Return every line of the records below verbatim, with no pictures in the copy.
** Start of DATASET EXCERPTS **
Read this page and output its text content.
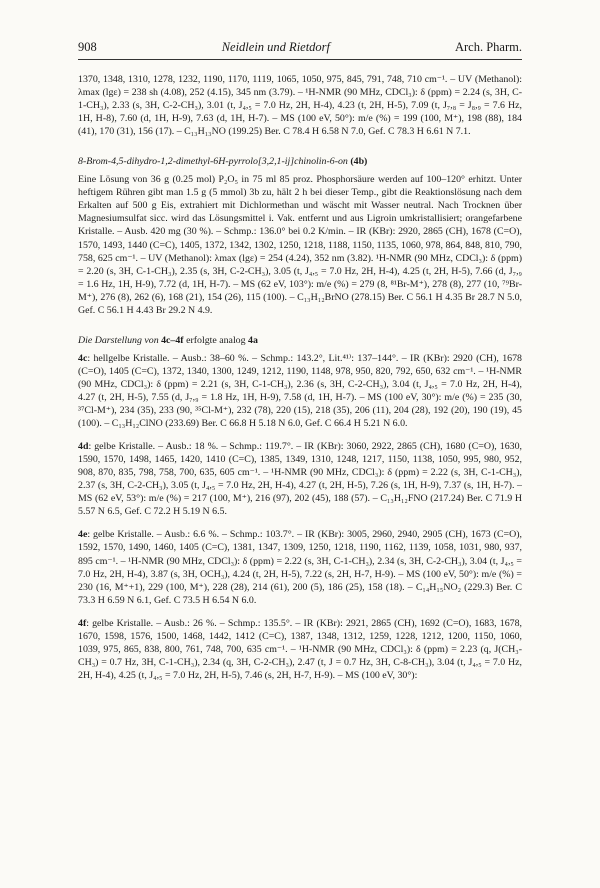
908	Neidlein und Rietdorf	Arch. Pharm.

1370, 1348, 1310, 1278, 1232, 1190, 1170, 1119, 1065, 1050, 975, 845, 791, 748, 710 cm⁻¹. – UV (Methanol): λmax (lgε) = 238 sh (4.08), 252 (4.15), 345 nm (3.79). – ¹H-NMR (90 MHz, CDCl₃): δ (ppm) = 2.24 (s, 3H, C-1-CH₃), 2.33 (s, 3H, C-2-CH₃), 3.01 (t, J₄,₅ = 7.0 Hz, 2H, H-4), 4.23 (t, 2H, H-5), 7.09 (t, J₇,₈ = J₈,₉ = 7.6 Hz, 1H, H-8), 7.60 (d, 1H, H-9), 7.63 (d, 1H, H-7). – MS (100 eV, 50°): m/e (%) = 199 (100, M⁺), 198 (88), 184 (41), 170 (31), 156 (17). – C₁₃H₁₃NO (199.25) Ber. C 78.4 H 6.58 N 7.0, Gef. C 78.3 H 6.61 N 7.1.

8-Brom-4,5-dihydro-1,2-dimethyl-6H-pyrrolo[3,2,1-ij]chinolin-6-on (4b)

Eine Lösung von 36 g (0.25 mol) P₂O₅ in 75 ml 85 proz. Phosphorsäure werden auf 100–120° erhitzt. Unter heftigem Rühren gibt man 1.5 g (5 mmol) 3b zu, hält 2 h bei dieser Temp., gibt die Reaktionslösung nach dem Erkalten auf 500 g Eis, extrahiert mit Dichlormethan und wäscht mit Wasser neutral. Nach Trocknen über Magnesiumsulfat sicc. wird das Lösungsmittel i. Vak. entfernt und aus Ligroin umkristallisiert; orangefarbene Kristalle. – Ausb. 420 mg (30 %). – Schmp.: 136.0° bei 0.2 K/min. – IR (KBr): 2920, 2865 (CH), 1678 (C=O), 1570, 1493, 1440 (C=C), 1405, 1372, 1342, 1302, 1250, 1218, 1188, 1150, 1135, 1060, 978, 864, 848, 810, 790, 758, 625 cm⁻¹. – UV (Methanol): λmax (lgε) = 254 (4.24), 352 nm (3.82). ¹H-NMR (90 MHz, CDCl₃): δ (ppm) = 2.20 (s, 3H, C-1-CH₃), 2.35 (s, 3H, C-2-CH₃), 3.05 (t, J₄,₅ = 7.0 Hz, 2H, H-4), 4.25 (t, 2H, H-5), 7.66 (d, J₇,₉ = 1.6 Hz, 1H, H-9), 7.72 (d, 1H, H-7). – MS (62 eV, 103°): m/e (%) = 279 (8, ⁸¹Br-M⁺), 278 (8), 277 (10, ⁷⁹Br-M⁺), 276 (8), 262 (6), 168 (21), 154 (26), 115 (100). – C₁₃H₁₂BrNO (278.15) Ber. C 56.1 H 4.35 Br 28.7 N 5.0, Gef. C 56.1 H 4.43 Br 29.2 N 4.9.

Die Darstellung von 4c–4f erfolgte analog 4a

4c: hellgelbe Kristalle. – Ausb.: 38–60 %. – Schmp.: 143.2°, Lit.⁴¹⁾: 137–144°. – IR (KBr): 2920 (CH), 1678 (C=O), 1405 (C=C), 1372, 1340, 1300, 1249, 1212, 1190, 1148, 978, 950, 820, 792, 650, 632 cm⁻¹. – ¹H-NMR (90 MHz, CDCl₃): δ (ppm) = 2.21 (s, 3H, C-1-CH₃), 2.36 (s, 3H, C-2-CH₃), 3.04 (t, J₄,₅ = 7.0 Hz, 2H, H-4), 4.27 (t, 2H, H-5), 7.55 (d, J₇,₉ = 1.8 Hz, 1H, H-9), 7.58 (d, 1H, H-7). – MS (100 eV, 30°): m/e (%) = 235 (30, ³⁷Cl-M⁺), 234 (35), 233 (90, ³⁵Cl-M⁺), 232 (78), 220 (15), 218 (35), 206 (11), 204 (28), 192 (20), 190 (19), 45 (100). – C₁₃H₁₂ClNO (233.69) Ber. C 66.8 H 5.18 N 6.0, Gef. C 66.4 H 5.21 N 6.0.

4d: gelbe Kristalle. – Ausb.: 18 %. – Schmp.: 119.7°. – IR (KBr): 3060, 2922, 2865 (CH), 1680 (C=O), 1630, 1590, 1570, 1498, 1465, 1420, 1410 (C=C), 1385, 1349, 1310, 1248, 1217, 1150, 1138, 1050, 995, 980, 952, 908, 870, 835, 798, 758, 700, 635, 605 cm⁻¹. – ¹H-NMR (90 MHz, CDCl₃): δ (ppm) = 2.22 (s, 3H, C-1-CH₃), 2.37 (s, 3H, C-2-CH₃), 3.05 (t, J₄,₅ = 7.0 Hz, 2H, H-4), 4.27 (t, 2H, H-5), 7.26 (s, 1H, H-9), 7.37 (s, 1H, H-7). – MS (62 eV, 53°): m/e (%) = 217 (100, M⁺), 216 (97), 202 (45), 188 (57). – C₁₃H₁₂FNO (217.24) Ber. C 71.9 H 5.57 N 6.5, Gef. C 72.2 H 5.19 N 6.5.

4e: gelbe Kristalle. – Ausb.: 6.6 %. – Schmp.: 103.7°. – IR (KBr): 3005, 2960, 2940, 2905 (CH), 1673 (C=O), 1592, 1570, 1490, 1460, 1405 (C=C), 1381, 1347, 1309, 1250, 1218, 1190, 1162, 1139, 1058, 1031, 980, 937, 895 cm⁻¹. – ¹H-NMR (90 MHz, CDCl₃): δ (ppm) = 2.22 (s, 3H, C-1-CH₃), 2.34 (s, 3H, C-2-CH₃), 3.04 (t, J₄,₅ = 7.0 Hz, 2H, H-4), 3.87 (s, 3H, OCH₃), 4.24 (t, 2H, H-5), 7.22 (s, 2H, H-7, H-9). – MS (100 eV, 50°): m/e (%) = 230 (16, M⁺+1), 229 (100, M⁺), 228 (28), 214 (61), 200 (5), 186 (25), 158 (18). – C₁₄H₁₅NO₂ (229.3) Ber. C 73.3 H 6.59 N 6.1, Gef. C 73.5 H 6.54 N 6.0.

4f: gelbe Kristalle. – Ausb.: 26 %. – Schmp.: 135.5°. – IR (KBr): 2921, 2865 (CH), 1692 (C=O), 1683, 1678, 1670, 1598, 1576, 1500, 1468, 1442, 1412 (C=C), 1387, 1348, 1312, 1259, 1228, 1212, 1200, 1150, 1060, 1039, 975, 865, 838, 800, 761, 748, 700, 635 cm⁻¹. – ¹H-NMR (90 MHz, CDCl₃): δ (ppm) = 2.23 (q, J(CH₃-CH₃) = 0.7 Hz, 3H, C-1-CH₃), 2.34 (q, 3H, C-2-CH₃), 2.47 (t, J = 0.7 Hz, 3H, C-8-CH₃), 3.04 (t, J₄,₅ = 7.0 Hz, 2H, H-4), 4.25 (t, J₄,₅ = 7.0 Hz, 2H, H-5), 7.46 (s, 2H, H-7, H-9). – MS (100 eV, 30°):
** End of DATASET EXCERPTS **
= SOLUTION TO THE EXERCISE =
Read this page and output its text content.
908	Neidlein und Rietdorf	Arch. Pharm.

1370, 1348, 1310, 1278, 1232, 1190, 1170, 1119, 1065, 1050, 975, 845, 791, 748, 710 cm⁻¹. – UV (Methanol): λmax (lgε) = 238 sh (4.08), 252 (4.15), 345 nm (3.79). – ¹H-NMR (90 MHz, CDCl₃): δ (ppm) = 2.24 (s, 3H, C-1-CH₃), 2.33 (s, 3H, C-2-CH₃), 3.01 (t, J₄,₅ = 7.0 Hz, 2H, H-4), 4.23 (t, 2H, H-5), 7.09 (t, J₇,₈ = J₈,₉ = 7.6 Hz, 1H, H-8), 7.60 (d, 1H, H-9), 7.63 (d, 1H, H-7). – MS (100 eV, 50°): m/e (%) = 199 (100, M⁺), 198 (88), 184 (41), 170 (31), 156 (17). – C₁₃H₁₃NO (199.25) Ber. C 78.4 H 6.58 N 7.0, Gef. C 78.3 H 6.61 N 7.1.

8-Brom-4,5-dihydro-1,2-dimethyl-6H-pyrrolo[3,2,1-ij]chinolin-6-on (4b)

Eine Lösung von 36 g (0.25 mol) P₂O₅ in 75 ml 85 proz. Phosphorsäure werden auf 100–120° erhitzt. Unter heftigem Rühren gibt man 1.5 g (5 mmol) 3b zu, hält 2 h bei dieser Temp., gibt die Reaktionslösung nach dem Erkalten auf 500 g Eis, extrahiert mit Dichlormethan und wäscht mit Wasser neutral. Nach Trocknen über Magnesiumsulfat sicc. wird das Lösungsmittel i. Vak. entfernt und aus Ligroin umkristallisiert; orangefarbene Kristalle. – Ausb. 420 mg (30 %). – Schmp.: 136.0° bei 0.2 K/min. – IR (KBr): 2920, 2865 (CH), 1678 (C=O), 1570, 1493, 1440 (C=C), 1405, 1372, 1342, 1302, 1250, 1218, 1188, 1150, 1135, 1060, 978, 864, 848, 810, 790, 758, 625 cm⁻¹. – UV (Methanol): λmax (lgε) = 254 (4.24), 352 nm (3.82). ¹H-NMR (90 MHz, CDCl₃): δ (ppm) = 2.20 (s, 3H, C-1-CH₃), 2.35 (s, 3H, C-2-CH₃), 3.05 (t, J₄,₅ = 7.0 Hz, 2H, H-4), 4.25 (t, 2H, H-5), 7.66 (d, J₇,₉ = 1.6 Hz, 1H, H-9), 7.72 (d, 1H, H-7). – MS (62 eV, 103°): m/e (%) = 279 (8, ⁸¹Br-M⁺), 278 (8), 277 (10, ⁷⁹Br-M⁺), 276 (8), 262 (6), 168 (21), 154 (26), 115 (100). – C₁₃H₁₂BrNO (278.15) Ber. C 56.1 H 4.35 Br 28.7 N 5.0, Gef. C 56.1 H 4.43 Br 29.2 N 4.9.

Die Darstellung von 4c–4f erfolgte analog 4a

4c: hellgelbe Kristalle. – Ausb.: 38–60 %. – Schmp.: 143.2°, Lit.⁴¹⁾: 137–144°. – IR (KBr): 2920 (CH), 1678 (C=O), 1405 (C=C), 1372, 1340, 1300, 1249, 1212, 1190, 1148, 978, 950, 820, 792, 650, 632 cm⁻¹. – ¹H-NMR (90 MHz, CDCl₃): δ (ppm) = 2.21 (s, 3H, C-1-CH₃), 2.36 (s, 3H, C-2-CH₃), 3.04 (t, J₄,₅ = 7.0 Hz, 2H, H-4), 4.27 (t, 2H, H-5), 7.55 (d, J₇,₉ = 1.8 Hz, 1H, H-9), 7.58 (d, 1H, H-7). – MS (100 eV, 30°): m/e (%) = 235 (30, ³⁷Cl-M⁺), 234 (35), 233 (90, ³⁵Cl-M⁺), 232 (78), 220 (15), 218 (35), 206 (11), 204 (28), 192 (20), 190 (19), 45 (100). – C₁₃H₁₂ClNO (233.69) Ber. C 66.8 H 5.18 N 6.0, Gef. C 66.4 H 5.21 N 6.0.

4d: gelbe Kristalle. – Ausb.: 18 %. – Schmp.: 119.7°. – IR (KBr): 3060, 2922, 2865 (CH), 1680 (C=O), 1630, 1590, 1570, 1498, 1465, 1420, 1410 (C=C), 1385, 1349, 1310, 1248, 1217, 1150, 1138, 1050, 995, 980, 952, 908, 870, 835, 798, 758, 700, 635, 605 cm⁻¹. – ¹H-NMR (90 MHz, CDCl₃): δ (ppm) = 2.22 (s, 3H, C-1-CH₃), 2.37 (s, 3H, C-2-CH₃), 3.05 (t, J₄,₅ = 7.0 Hz, 2H, H-4), 4.27 (t, 2H, H-5), 7.26 (s, 1H, H-9), 7.37 (s, 1H, H-7). – MS (62 eV, 53°): m/e (%) = 217 (100, M⁺), 216 (97), 202 (45), 188 (57). – C₁₃H₁₂FNO (217.24) Ber. C 71.9 H 5.57 N 6.5, Gef. C 72.2 H 5.19 N 6.5.

4e: gelbe Kristalle. – Ausb.: 6.6 %. – Schmp.: 103.7°. – IR (KBr): 3005, 2960, 2940, 2905 (CH), 1673 (C=O), 1592, 1570, 1490, 1460, 1405 (C=C), 1381, 1347, 1309, 1250, 1218, 1190, 1162, 1139, 1058, 1031, 980, 937, 895 cm⁻¹. – ¹H-NMR (90 MHz, CDCl₃): δ (ppm) = 2.22 (s, 3H, C-1-CH₃), 2.34 (s, 3H, C-2-CH₃), 3.04 (t, J₄,₅ = 7.0 Hz, 2H, H-4), 3.87 (s, 3H, OCH₃), 4.24 (t, 2H, H-5), 7.22 (s, 2H, H-7, H-9). – MS (100 eV, 50°): m/e (%) = 230 (16, M⁺+1), 229 (100, M⁺), 228 (28), 214 (61), 200 (5), 186 (25), 158 (18). – C₁₄H₁₅NO₂ (229.3) Ber. C 73.3 H 6.59 N 6.1, Gef. C 73.5 H 6.54 N 6.0.

4f: gelbe Kristalle. – Ausb.: 26 %. – Schmp.: 135.5°. – IR (KBr): 2921, 2865 (CH), 1692 (C=O), 1683, 1678, 1670, 1598, 1576, 1500, 1468, 1442, 1412 (C=C), 1387, 1348, 1312, 1259, 1228, 1212, 1200, 1150, 1060, 1039, 975, 865, 838, 800, 761, 748, 700, 635 cm⁻¹. – ¹H-NMR (90 MHz, CDCl₃): δ (ppm) = 2.23 (q, J(CH₃-CH₃) = 0.7 Hz, 3H, C-1-CH₃), 2.34 (q, 3H, C-2-CH₃), 2.47 (t, J = 0.7 Hz, 3H, C-8-CH₃), 3.04 (t, J₄,₅ = 7.0 Hz, 2H, H-4), 4.25 (t, J₄,₅ = 7.0 Hz, 2H, H-5), 7.46 (s, 2H, H-7, H-9). – MS (100 eV, 30°):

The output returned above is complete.